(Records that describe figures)

* start *

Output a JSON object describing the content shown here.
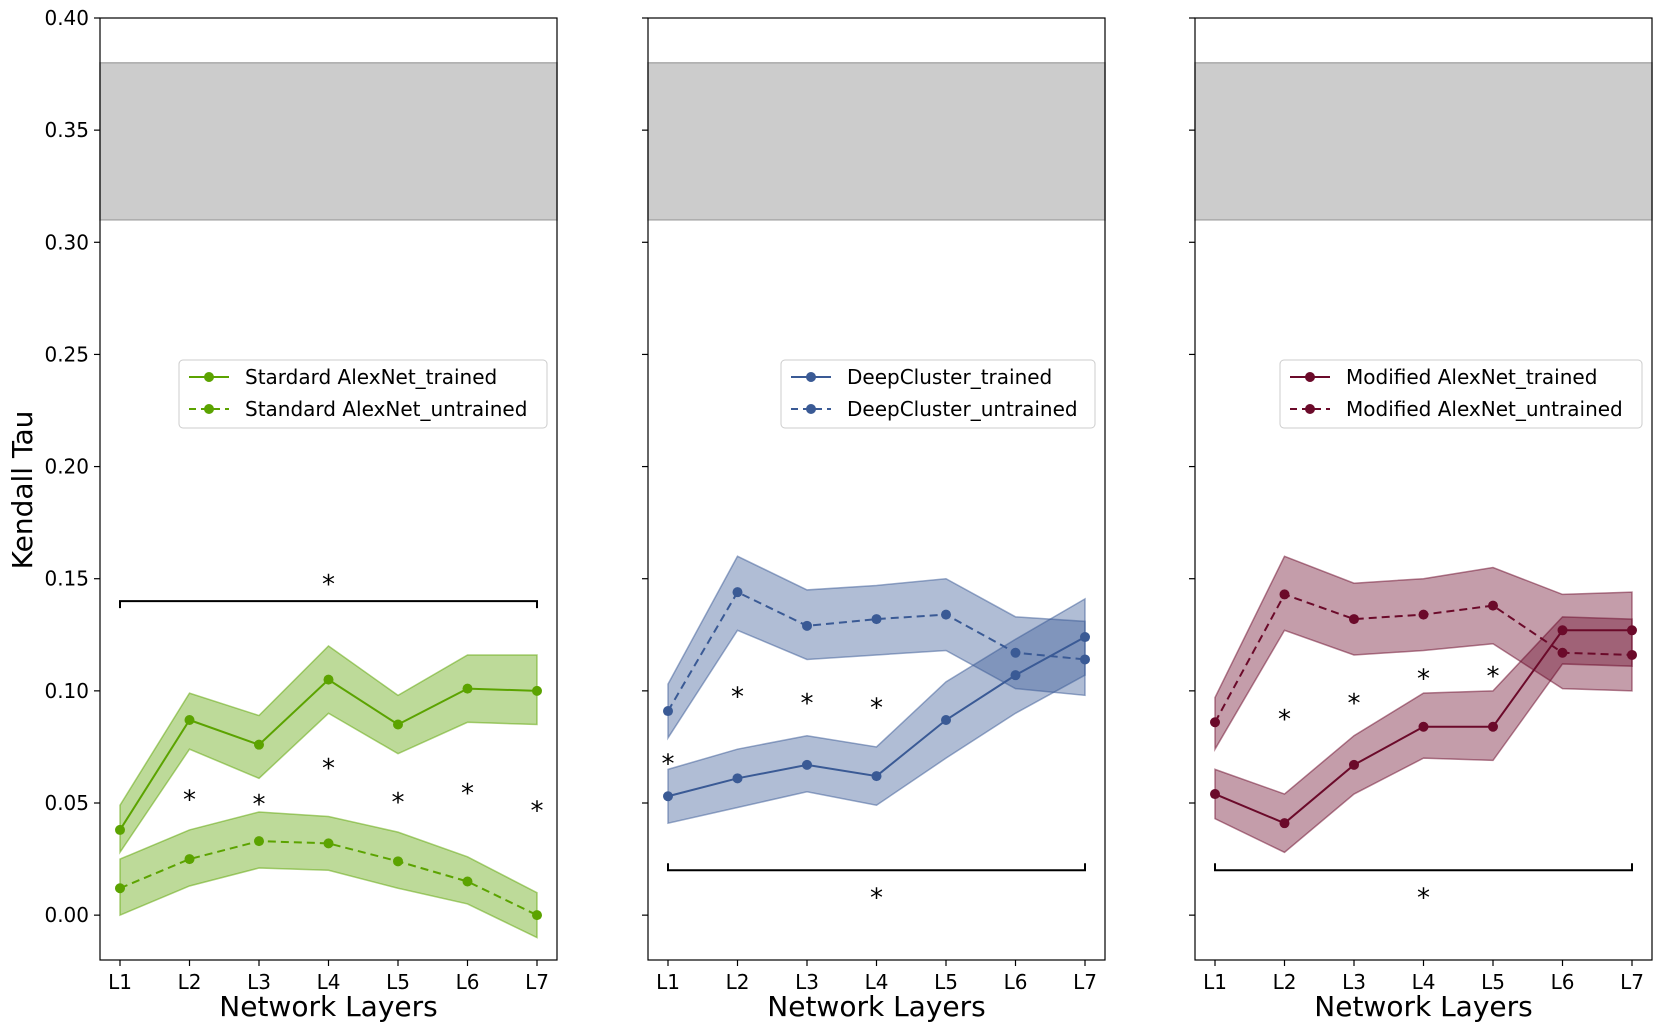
{
  "chart_data": [
    {
      "type": "line",
      "categories": [
        "L1",
        "L2",
        "L3",
        "L4",
        "L5",
        "L6",
        "L7"
      ],
      "ylabel": "Kendall Tau",
      "xlabel": "Network Layers",
      "ylim": [
        -0.02,
        0.4
      ],
      "yticks": [
        "0.00",
        "0.05",
        "0.10",
        "0.15",
        "0.20",
        "0.25",
        "0.30",
        "0.35",
        "0.40"
      ],
      "reference_band": [
        0.31,
        0.38
      ],
      "grid": false,
      "legend_position": "center-right",
      "color": "#5ba300",
      "series": [
        {
          "name": "Stardard AlexNet_trained",
          "style": "solid",
          "values": [
            0.038,
            0.087,
            0.076,
            0.105,
            0.085,
            0.101,
            0.1
          ],
          "band_low": [
            0.028,
            0.074,
            0.061,
            0.09,
            0.072,
            0.086,
            0.085
          ],
          "band_high": [
            0.049,
            0.099,
            0.089,
            0.12,
            0.098,
            0.116,
            0.116
          ]
        },
        {
          "name": "Standard AlexNet_untrained",
          "style": "dashed",
          "values": [
            0.012,
            0.025,
            0.033,
            0.032,
            0.024,
            0.015,
            0.0
          ],
          "band_low": [
            0.0,
            0.013,
            0.021,
            0.02,
            0.012,
            0.005,
            -0.01
          ],
          "band_high": [
            0.025,
            0.038,
            0.046,
            0.044,
            0.037,
            0.026,
            0.01
          ]
        }
      ],
      "annotations": [
        {
          "text": "*",
          "x": 1,
          "y": 0.052
        },
        {
          "text": "*",
          "x": 2,
          "y": 0.05
        },
        {
          "text": "*",
          "x": 3,
          "y": 0.066
        },
        {
          "text": "*",
          "x": 4,
          "y": 0.051
        },
        {
          "text": "*",
          "x": 5,
          "y": 0.055
        },
        {
          "text": "*",
          "x": 6,
          "y": 0.047
        }
      ],
      "bracket": {
        "from": 0,
        "to": 6,
        "y": 0.14,
        "label": "*",
        "label_above": true
      }
    },
    {
      "type": "line",
      "categories": [
        "L1",
        "L2",
        "L3",
        "L4",
        "L5",
        "L6",
        "L7"
      ],
      "ylabel": "",
      "xlabel": "Network Layers",
      "ylim": [
        -0.02,
        0.4
      ],
      "reference_band": [
        0.31,
        0.38
      ],
      "grid": false,
      "legend_position": "center-right",
      "color": "#3a5a95",
      "series": [
        {
          "name": "DeepCluster_trained",
          "style": "solid",
          "values": [
            0.053,
            0.061,
            0.067,
            0.062,
            0.087,
            0.107,
            0.124
          ],
          "band_low": [
            0.041,
            0.048,
            0.055,
            0.049,
            0.07,
            0.09,
            0.107
          ],
          "band_high": [
            0.065,
            0.074,
            0.08,
            0.075,
            0.104,
            0.123,
            0.141
          ]
        },
        {
          "name": "DeepCluster_untrained",
          "style": "dashed",
          "values": [
            0.091,
            0.144,
            0.129,
            0.132,
            0.134,
            0.117,
            0.114
          ],
          "band_low": [
            0.079,
            0.127,
            0.114,
            0.116,
            0.118,
            0.101,
            0.098
          ],
          "band_high": [
            0.103,
            0.16,
            0.145,
            0.147,
            0.15,
            0.133,
            0.131
          ]
        }
      ],
      "annotations": [
        {
          "text": "*",
          "x": 0,
          "y": 0.068
        },
        {
          "text": "*",
          "x": 1,
          "y": 0.098
        },
        {
          "text": "*",
          "x": 2,
          "y": 0.095
        },
        {
          "text": "*",
          "x": 3,
          "y": 0.093
        }
      ],
      "bracket": {
        "from": 0,
        "to": 6,
        "y": 0.02,
        "label": "*",
        "label_above": false
      }
    },
    {
      "type": "line",
      "categories": [
        "L1",
        "L2",
        "L3",
        "L4",
        "L5",
        "L6",
        "L7"
      ],
      "ylabel": "",
      "xlabel": "Network Layers",
      "ylim": [
        -0.02,
        0.4
      ],
      "reference_band": [
        0.31,
        0.38
      ],
      "grid": false,
      "legend_position": "center-right",
      "color": "#6b0a2a",
      "series": [
        {
          "name": "Modified AlexNet_trained",
          "style": "solid",
          "values": [
            0.054,
            0.041,
            0.067,
            0.084,
            0.084,
            0.127,
            0.127
          ],
          "band_low": [
            0.043,
            0.028,
            0.054,
            0.07,
            0.069,
            0.112,
            0.111
          ],
          "band_high": [
            0.065,
            0.054,
            0.08,
            0.099,
            0.1,
            0.133,
            0.132
          ]
        },
        {
          "name": "Modified AlexNet_untrained",
          "style": "dashed",
          "values": [
            0.086,
            0.143,
            0.132,
            0.134,
            0.138,
            0.117,
            0.116
          ],
          "band_low": [
            0.074,
            0.127,
            0.116,
            0.118,
            0.121,
            0.101,
            0.1
          ],
          "band_high": [
            0.097,
            0.16,
            0.148,
            0.15,
            0.155,
            0.143,
            0.144
          ]
        }
      ],
      "annotations": [
        {
          "text": "*",
          "x": 1,
          "y": 0.088
        },
        {
          "text": "*",
          "x": 2,
          "y": 0.095
        },
        {
          "text": "*",
          "x": 3,
          "y": 0.106
        },
        {
          "text": "*",
          "x": 4,
          "y": 0.107
        }
      ],
      "bracket": {
        "from": 0,
        "to": 6,
        "y": 0.02,
        "label": "*",
        "label_above": false
      }
    }
  ]
}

* end *

--- Exercise objective ---
All preceding records should be duplicated verbatim, images excepted.

--- In response ---
Output a JSON object describing the content shown here.
{
  "chart_data": [
    {
      "type": "line",
      "categories": [
        "L1",
        "L2",
        "L3",
        "L4",
        "L5",
        "L6",
        "L7"
      ],
      "ylabel": "Kendall Tau",
      "xlabel": "Network Layers",
      "ylim": [
        -0.02,
        0.4
      ],
      "yticks": [
        "0.00",
        "0.05",
        "0.10",
        "0.15",
        "0.20",
        "0.25",
        "0.30",
        "0.35",
        "0.40"
      ],
      "reference_band": [
        0.31,
        0.38
      ],
      "grid": false,
      "legend_position": "center-right",
      "color": "#5ba300",
      "series": [
        {
          "name": "Stardard AlexNet_trained",
          "style": "solid",
          "values": [
            0.038,
            0.087,
            0.076,
            0.105,
            0.085,
            0.101,
            0.1
          ],
          "band_low": [
            0.028,
            0.074,
            0.061,
            0.09,
            0.072,
            0.086,
            0.085
          ],
          "band_high": [
            0.049,
            0.099,
            0.089,
            0.12,
            0.098,
            0.116,
            0.116
          ]
        },
        {
          "name": "Standard AlexNet_untrained",
          "style": "dashed",
          "values": [
            0.012,
            0.025,
            0.033,
            0.032,
            0.024,
            0.015,
            0.0
          ],
          "band_low": [
            0.0,
            0.013,
            0.021,
            0.02,
            0.012,
            0.005,
            -0.01
          ],
          "band_high": [
            0.025,
            0.038,
            0.046,
            0.044,
            0.037,
            0.026,
            0.01
          ]
        }
      ],
      "annotations": [
        {
          "text": "*",
          "x": 1,
          "y": 0.052
        },
        {
          "text": "*",
          "x": 2,
          "y": 0.05
        },
        {
          "text": "*",
          "x": 3,
          "y": 0.066
        },
        {
          "text": "*",
          "x": 4,
          "y": 0.051
        },
        {
          "text": "*",
          "x": 5,
          "y": 0.055
        },
        {
          "text": "*",
          "x": 6,
          "y": 0.047
        }
      ],
      "bracket": {
        "from": 0,
        "to": 6,
        "y": 0.14,
        "label": "*",
        "label_above": true
      }
    },
    {
      "type": "line",
      "categories": [
        "L1",
        "L2",
        "L3",
        "L4",
        "L5",
        "L6",
        "L7"
      ],
      "ylabel": "",
      "xlabel": "Network Layers",
      "ylim": [
        -0.02,
        0.4
      ],
      "reference_band": [
        0.31,
        0.38
      ],
      "grid": false,
      "legend_position": "center-right",
      "color": "#3a5a95",
      "series": [
        {
          "name": "DeepCluster_trained",
          "style": "solid",
          "values": [
            0.053,
            0.061,
            0.067,
            0.062,
            0.087,
            0.107,
            0.124
          ],
          "band_low": [
            0.041,
            0.048,
            0.055,
            0.049,
            0.07,
            0.09,
            0.107
          ],
          "band_high": [
            0.065,
            0.074,
            0.08,
            0.075,
            0.104,
            0.123,
            0.141
          ]
        },
        {
          "name": "DeepCluster_untrained",
          "style": "dashed",
          "values": [
            0.091,
            0.144,
            0.129,
            0.132,
            0.134,
            0.117,
            0.114
          ],
          "band_low": [
            0.079,
            0.127,
            0.114,
            0.116,
            0.118,
            0.101,
            0.098
          ],
          "band_high": [
            0.103,
            0.16,
            0.145,
            0.147,
            0.15,
            0.133,
            0.131
          ]
        }
      ],
      "annotations": [
        {
          "text": "*",
          "x": 0,
          "y": 0.068
        },
        {
          "text": "*",
          "x": 1,
          "y": 0.098
        },
        {
          "text": "*",
          "x": 2,
          "y": 0.095
        },
        {
          "text": "*",
          "x": 3,
          "y": 0.093
        }
      ],
      "bracket": {
        "from": 0,
        "to": 6,
        "y": 0.02,
        "label": "*",
        "label_above": false
      }
    },
    {
      "type": "line",
      "categories": [
        "L1",
        "L2",
        "L3",
        "L4",
        "L5",
        "L6",
        "L7"
      ],
      "ylabel": "",
      "xlabel": "Network Layers",
      "ylim": [
        -0.02,
        0.4
      ],
      "reference_band": [
        0.31,
        0.38
      ],
      "grid": false,
      "legend_position": "center-right",
      "color": "#6b0a2a",
      "series": [
        {
          "name": "Modified AlexNet_trained",
          "style": "solid",
          "values": [
            0.054,
            0.041,
            0.067,
            0.084,
            0.084,
            0.127,
            0.127
          ],
          "band_low": [
            0.043,
            0.028,
            0.054,
            0.07,
            0.069,
            0.112,
            0.111
          ],
          "band_high": [
            0.065,
            0.054,
            0.08,
            0.099,
            0.1,
            0.133,
            0.132
          ]
        },
        {
          "name": "Modified AlexNet_untrained",
          "style": "dashed",
          "values": [
            0.086,
            0.143,
            0.132,
            0.134,
            0.138,
            0.117,
            0.116
          ],
          "band_low": [
            0.074,
            0.127,
            0.116,
            0.118,
            0.121,
            0.101,
            0.1
          ],
          "band_high": [
            0.097,
            0.16,
            0.148,
            0.15,
            0.155,
            0.143,
            0.144
          ]
        }
      ],
      "annotations": [
        {
          "text": "*",
          "x": 1,
          "y": 0.088
        },
        {
          "text": "*",
          "x": 2,
          "y": 0.095
        },
        {
          "text": "*",
          "x": 3,
          "y": 0.106
        },
        {
          "text": "*",
          "x": 4,
          "y": 0.107
        }
      ],
      "bracket": {
        "from": 0,
        "to": 6,
        "y": 0.02,
        "label": "*",
        "label_above": false
      }
    }
  ]
}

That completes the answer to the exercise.